-------- Exercise input
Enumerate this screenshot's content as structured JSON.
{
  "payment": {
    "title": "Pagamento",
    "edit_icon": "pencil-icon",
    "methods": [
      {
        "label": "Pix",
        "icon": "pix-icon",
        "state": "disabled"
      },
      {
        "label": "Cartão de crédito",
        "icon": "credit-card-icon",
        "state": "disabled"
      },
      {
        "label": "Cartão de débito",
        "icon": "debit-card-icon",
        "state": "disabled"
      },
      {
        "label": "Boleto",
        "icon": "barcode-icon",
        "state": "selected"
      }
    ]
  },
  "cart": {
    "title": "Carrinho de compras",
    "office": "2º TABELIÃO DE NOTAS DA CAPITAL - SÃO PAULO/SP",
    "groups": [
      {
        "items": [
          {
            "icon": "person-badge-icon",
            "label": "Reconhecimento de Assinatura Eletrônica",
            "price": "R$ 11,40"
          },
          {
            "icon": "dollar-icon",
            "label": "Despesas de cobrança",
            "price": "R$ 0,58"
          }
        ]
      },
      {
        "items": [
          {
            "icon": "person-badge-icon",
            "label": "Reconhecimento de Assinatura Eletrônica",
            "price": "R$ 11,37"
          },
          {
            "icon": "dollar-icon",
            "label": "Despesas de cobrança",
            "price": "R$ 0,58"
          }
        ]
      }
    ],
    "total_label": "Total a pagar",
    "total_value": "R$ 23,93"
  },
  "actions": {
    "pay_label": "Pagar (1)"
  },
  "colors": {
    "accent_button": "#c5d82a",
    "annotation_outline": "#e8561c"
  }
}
----------------
▶ [Goal]
Without omitting anything, output the entries exactly.

▶ [Solution below]
Enumerate this screenshot's content as structured JSON.
{
  "payment": {
    "title": "Pagamento",
    "edit_icon": "pencil-icon",
    "methods": [
      {
        "label": "Pix",
        "icon": "pix-icon",
        "state": "disabled"
      },
      {
        "label": "Cartão de crédito",
        "icon": "credit-card-icon",
        "state": "disabled"
      },
      {
        "label": "Cartão de débito",
        "icon": "debit-card-icon",
        "state": "disabled"
      },
      {
        "label": "Boleto",
        "icon": "barcode-icon",
        "state": "selected"
      }
    ]
  },
  "cart": {
    "title": "Carrinho de compras",
    "office": "2º TABELIÃO DE NOTAS DA CAPITAL - SÃO PAULO/SP",
    "groups": [
      {
        "items": [
          {
            "icon": "person-badge-icon",
            "label": "Reconhecimento de Assinatura Eletrônica",
            "price": "R$ 11,40"
          },
          {
            "icon": "dollar-icon",
            "label": "Despesas de cobrança",
            "price": "R$ 0,58"
          }
        ]
      },
      {
        "items": [
          {
            "icon": "person-badge-icon",
            "label": "Reconhecimento de Assinatura Eletrônica",
            "price": "R$ 11,37"
          },
          {
            "icon": "dollar-icon",
            "label": "Despesas de cobrança",
            "price": "R$ 0,58"
          }
        ]
      }
    ],
    "total_label": "Total a pagar",
    "total_value": "R$ 23,93"
  },
  "actions": {
    "pay_label": "Pagar (1)"
  },
  "colors": {
    "accent_button": "#c5d82a",
    "annotation_outline": "#e8561c"
  }
}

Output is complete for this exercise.